[Extracts from a graphics dataset]
______________________________

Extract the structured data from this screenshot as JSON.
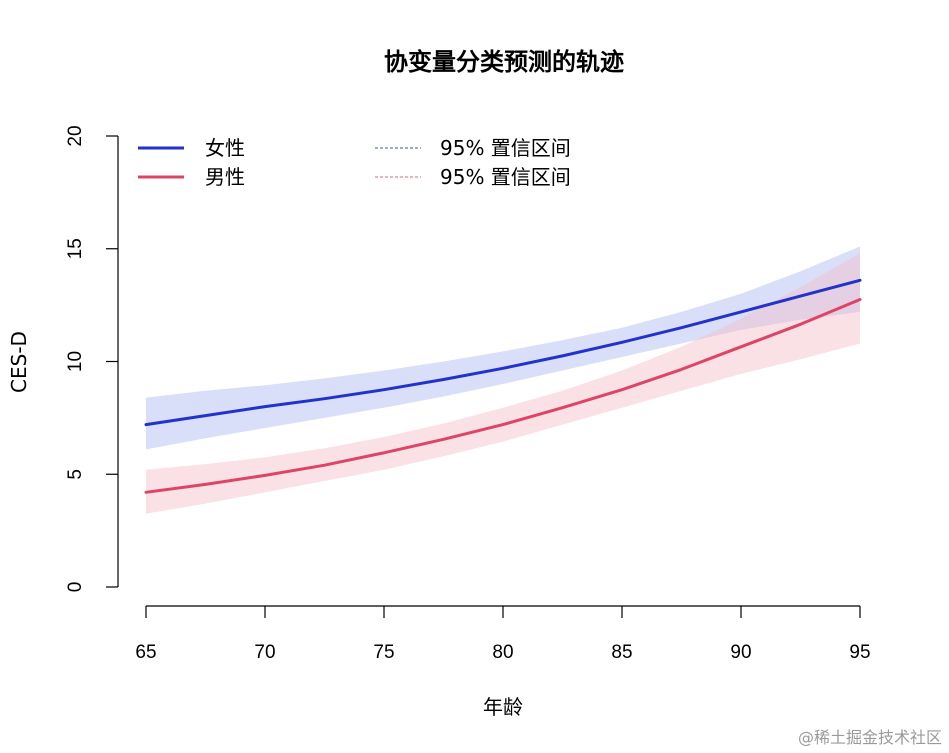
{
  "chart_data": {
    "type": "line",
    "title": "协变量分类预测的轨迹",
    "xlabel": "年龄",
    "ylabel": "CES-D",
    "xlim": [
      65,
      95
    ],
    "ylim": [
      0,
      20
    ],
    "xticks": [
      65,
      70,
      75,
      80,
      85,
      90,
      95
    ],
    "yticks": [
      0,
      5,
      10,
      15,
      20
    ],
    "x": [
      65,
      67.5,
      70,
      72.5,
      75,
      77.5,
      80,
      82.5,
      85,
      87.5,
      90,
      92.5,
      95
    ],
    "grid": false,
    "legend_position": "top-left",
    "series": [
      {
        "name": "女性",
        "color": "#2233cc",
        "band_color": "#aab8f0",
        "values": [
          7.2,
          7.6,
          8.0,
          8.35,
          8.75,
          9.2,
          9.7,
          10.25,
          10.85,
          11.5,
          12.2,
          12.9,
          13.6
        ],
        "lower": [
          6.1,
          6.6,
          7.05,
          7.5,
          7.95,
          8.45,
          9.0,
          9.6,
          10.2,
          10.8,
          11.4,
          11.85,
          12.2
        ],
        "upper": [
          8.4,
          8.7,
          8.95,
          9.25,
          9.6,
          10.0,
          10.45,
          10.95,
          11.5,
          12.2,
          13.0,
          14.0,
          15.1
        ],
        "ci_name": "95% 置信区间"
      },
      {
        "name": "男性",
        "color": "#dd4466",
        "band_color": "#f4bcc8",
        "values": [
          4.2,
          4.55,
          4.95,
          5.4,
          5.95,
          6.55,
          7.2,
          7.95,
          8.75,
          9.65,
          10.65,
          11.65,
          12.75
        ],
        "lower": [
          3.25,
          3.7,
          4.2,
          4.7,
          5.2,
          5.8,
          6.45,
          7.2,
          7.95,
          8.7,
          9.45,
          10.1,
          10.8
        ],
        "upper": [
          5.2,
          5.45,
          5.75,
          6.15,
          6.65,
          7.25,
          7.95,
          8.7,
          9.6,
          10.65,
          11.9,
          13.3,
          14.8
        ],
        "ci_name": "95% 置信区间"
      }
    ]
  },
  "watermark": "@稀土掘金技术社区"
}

______________________________

> **Required task**: Leave out all pictures, then copy the remaining material exactly.

> **The solution**:
Extract the structured data from this screenshot as JSON.
{
  "chart_data": {
    "type": "line",
    "title": "协变量分类预测的轨迹",
    "xlabel": "年龄",
    "ylabel": "CES-D",
    "xlim": [
      65,
      95
    ],
    "ylim": [
      0,
      20
    ],
    "xticks": [
      65,
      70,
      75,
      80,
      85,
      90,
      95
    ],
    "yticks": [
      0,
      5,
      10,
      15,
      20
    ],
    "x": [
      65,
      67.5,
      70,
      72.5,
      75,
      77.5,
      80,
      82.5,
      85,
      87.5,
      90,
      92.5,
      95
    ],
    "grid": false,
    "legend_position": "top-left",
    "series": [
      {
        "name": "女性",
        "color": "#2233cc",
        "band_color": "#aab8f0",
        "values": [
          7.2,
          7.6,
          8.0,
          8.35,
          8.75,
          9.2,
          9.7,
          10.25,
          10.85,
          11.5,
          12.2,
          12.9,
          13.6
        ],
        "lower": [
          6.1,
          6.6,
          7.05,
          7.5,
          7.95,
          8.45,
          9.0,
          9.6,
          10.2,
          10.8,
          11.4,
          11.85,
          12.2
        ],
        "upper": [
          8.4,
          8.7,
          8.95,
          9.25,
          9.6,
          10.0,
          10.45,
          10.95,
          11.5,
          12.2,
          13.0,
          14.0,
          15.1
        ],
        "ci_name": "95% 置信区间"
      },
      {
        "name": "男性",
        "color": "#dd4466",
        "band_color": "#f4bcc8",
        "values": [
          4.2,
          4.55,
          4.95,
          5.4,
          5.95,
          6.55,
          7.2,
          7.95,
          8.75,
          9.65,
          10.65,
          11.65,
          12.75
        ],
        "lower": [
          3.25,
          3.7,
          4.2,
          4.7,
          5.2,
          5.8,
          6.45,
          7.2,
          7.95,
          8.7,
          9.45,
          10.1,
          10.8
        ],
        "upper": [
          5.2,
          5.45,
          5.75,
          6.15,
          6.65,
          7.25,
          7.95,
          8.7,
          9.6,
          10.65,
          11.9,
          13.3,
          14.8
        ],
        "ci_name": "95% 置信区间"
      }
    ]
  },
  "watermark": "@稀土掘金技术社区"
}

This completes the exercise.